* [Stored dataset items]
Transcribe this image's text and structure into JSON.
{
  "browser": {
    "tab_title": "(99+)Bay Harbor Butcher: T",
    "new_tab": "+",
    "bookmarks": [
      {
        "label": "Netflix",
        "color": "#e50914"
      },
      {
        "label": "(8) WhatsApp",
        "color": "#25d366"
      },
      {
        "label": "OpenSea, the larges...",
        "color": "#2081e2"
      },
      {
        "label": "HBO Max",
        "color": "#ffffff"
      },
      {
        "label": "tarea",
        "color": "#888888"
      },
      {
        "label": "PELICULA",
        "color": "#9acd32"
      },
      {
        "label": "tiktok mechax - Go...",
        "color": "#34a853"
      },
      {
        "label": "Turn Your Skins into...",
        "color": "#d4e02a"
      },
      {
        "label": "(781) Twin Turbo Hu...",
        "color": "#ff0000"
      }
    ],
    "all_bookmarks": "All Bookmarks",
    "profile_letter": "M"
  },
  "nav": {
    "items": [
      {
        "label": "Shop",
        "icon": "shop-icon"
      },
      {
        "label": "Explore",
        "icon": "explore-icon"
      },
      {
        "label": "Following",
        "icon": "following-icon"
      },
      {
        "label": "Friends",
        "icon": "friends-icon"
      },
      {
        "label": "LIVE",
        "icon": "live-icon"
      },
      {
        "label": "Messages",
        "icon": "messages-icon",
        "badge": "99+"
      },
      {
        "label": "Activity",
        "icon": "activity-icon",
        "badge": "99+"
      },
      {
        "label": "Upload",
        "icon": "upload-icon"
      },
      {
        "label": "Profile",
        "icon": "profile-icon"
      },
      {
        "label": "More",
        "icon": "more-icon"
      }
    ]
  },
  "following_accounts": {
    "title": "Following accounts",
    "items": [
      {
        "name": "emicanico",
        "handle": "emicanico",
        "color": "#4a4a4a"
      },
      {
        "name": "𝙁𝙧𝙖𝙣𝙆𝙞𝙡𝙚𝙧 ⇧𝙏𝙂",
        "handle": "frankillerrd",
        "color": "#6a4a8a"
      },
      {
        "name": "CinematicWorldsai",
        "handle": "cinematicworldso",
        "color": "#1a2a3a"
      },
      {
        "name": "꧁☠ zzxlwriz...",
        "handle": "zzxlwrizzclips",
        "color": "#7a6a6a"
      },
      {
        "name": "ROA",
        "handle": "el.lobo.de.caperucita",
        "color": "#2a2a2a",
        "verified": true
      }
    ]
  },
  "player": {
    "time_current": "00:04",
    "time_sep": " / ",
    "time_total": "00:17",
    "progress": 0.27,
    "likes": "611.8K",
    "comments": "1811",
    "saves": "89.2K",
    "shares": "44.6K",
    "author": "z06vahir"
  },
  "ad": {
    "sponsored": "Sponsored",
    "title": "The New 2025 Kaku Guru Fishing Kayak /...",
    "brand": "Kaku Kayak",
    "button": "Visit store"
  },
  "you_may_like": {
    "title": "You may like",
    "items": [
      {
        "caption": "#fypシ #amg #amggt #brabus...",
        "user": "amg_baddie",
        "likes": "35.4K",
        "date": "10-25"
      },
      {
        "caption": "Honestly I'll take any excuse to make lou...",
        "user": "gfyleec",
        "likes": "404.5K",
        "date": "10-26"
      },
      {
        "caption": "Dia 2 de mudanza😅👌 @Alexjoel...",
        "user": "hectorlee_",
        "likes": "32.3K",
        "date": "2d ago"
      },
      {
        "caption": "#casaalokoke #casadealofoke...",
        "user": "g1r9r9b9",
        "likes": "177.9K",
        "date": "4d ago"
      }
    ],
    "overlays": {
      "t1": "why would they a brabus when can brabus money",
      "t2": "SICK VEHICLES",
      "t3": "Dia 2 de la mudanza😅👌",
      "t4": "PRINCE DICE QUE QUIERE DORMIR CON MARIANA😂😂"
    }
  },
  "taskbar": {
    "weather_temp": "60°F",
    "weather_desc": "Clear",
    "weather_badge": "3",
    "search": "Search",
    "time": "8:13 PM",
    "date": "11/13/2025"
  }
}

* [Exercise aim] Every line above should be written out again exactly as it stands.

* [Exercise output]
Transcribe this image's text and structure into JSON.
{
  "browser": {
    "tab_title": "(99+)Bay Harbor Butcher: T",
    "new_tab": "+",
    "bookmarks": [
      {
        "label": "Netflix",
        "color": "#e50914"
      },
      {
        "label": "(8) WhatsApp",
        "color": "#25d366"
      },
      {
        "label": "OpenSea, the larges...",
        "color": "#2081e2"
      },
      {
        "label": "HBO Max",
        "color": "#ffffff"
      },
      {
        "label": "tarea",
        "color": "#888888"
      },
      {
        "label": "PELICULA",
        "color": "#9acd32"
      },
      {
        "label": "tiktok mechax - Go...",
        "color": "#34a853"
      },
      {
        "label": "Turn Your Skins into...",
        "color": "#d4e02a"
      },
      {
        "label": "(781) Twin Turbo Hu...",
        "color": "#ff0000"
      }
    ],
    "all_bookmarks": "All Bookmarks",
    "profile_letter": "M"
  },
  "nav": {
    "items": [
      {
        "label": "Shop",
        "icon": "shop-icon"
      },
      {
        "label": "Explore",
        "icon": "explore-icon"
      },
      {
        "label": "Following",
        "icon": "following-icon"
      },
      {
        "label": "Friends",
        "icon": "friends-icon"
      },
      {
        "label": "LIVE",
        "icon": "live-icon"
      },
      {
        "label": "Messages",
        "icon": "messages-icon",
        "badge": "99+"
      },
      {
        "label": "Activity",
        "icon": "activity-icon",
        "badge": "99+"
      },
      {
        "label": "Upload",
        "icon": "upload-icon"
      },
      {
        "label": "Profile",
        "icon": "profile-icon"
      },
      {
        "label": "More",
        "icon": "more-icon"
      }
    ]
  },
  "following_accounts": {
    "title": "Following accounts",
    "items": [
      {
        "name": "emicanico",
        "handle": "emicanico",
        "color": "#4a4a4a"
      },
      {
        "name": "𝙁𝙧𝙖𝙣𝙆𝙞𝙡𝙚𝙧 ⇧𝙏𝙂",
        "handle": "frankillerrd",
        "color": "#6a4a8a"
      },
      {
        "name": "CinematicWorldsai",
        "handle": "cinematicworldso",
        "color": "#1a2a3a"
      },
      {
        "name": "꧁☠ zzxlwriz...",
        "handle": "zzxlwrizzclips",
        "color": "#7a6a6a"
      },
      {
        "name": "ROA",
        "handle": "el.lobo.de.caperucita",
        "color": "#2a2a2a",
        "verified": true
      }
    ]
  },
  "player": {
    "time_current": "00:04",
    "time_sep": " / ",
    "time_total": "00:17",
    "progress": 0.27,
    "likes": "611.8K",
    "comments": "1811",
    "saves": "89.2K",
    "shares": "44.6K",
    "author": "z06vahir"
  },
  "ad": {
    "sponsored": "Sponsored",
    "title": "The New 2025 Kaku Guru Fishing Kayak /...",
    "brand": "Kaku Kayak",
    "button": "Visit store"
  },
  "you_may_like": {
    "title": "You may like",
    "items": [
      {
        "caption": "#fypシ #amg #amggt #brabus...",
        "user": "amg_baddie",
        "likes": "35.4K",
        "date": "10-25"
      },
      {
        "caption": "Honestly I'll take any excuse to make lou...",
        "user": "gfyleec",
        "likes": "404.5K",
        "date": "10-26"
      },
      {
        "caption": "Dia 2 de mudanza😅👌 @Alexjoel...",
        "user": "hectorlee_",
        "likes": "32.3K",
        "date": "2d ago"
      },
      {
        "caption": "#casaalokoke #casadealofoke...",
        "user": "g1r9r9b9",
        "likes": "177.9K",
        "date": "4d ago"
      }
    ],
    "overlays": {
      "t1": "why would they a brabus when can brabus money",
      "t2": "SICK VEHICLES",
      "t3": "Dia 2 de la mudanza😅👌",
      "t4": "PRINCE DICE QUE QUIERE DORMIR CON MARIANA😂😂"
    }
  },
  "taskbar": {
    "weather_temp": "60°F",
    "weather_desc": "Clear",
    "weather_badge": "3",
    "search": "Search",
    "time": "8:13 PM",
    "date": "11/13/2025"
  }
}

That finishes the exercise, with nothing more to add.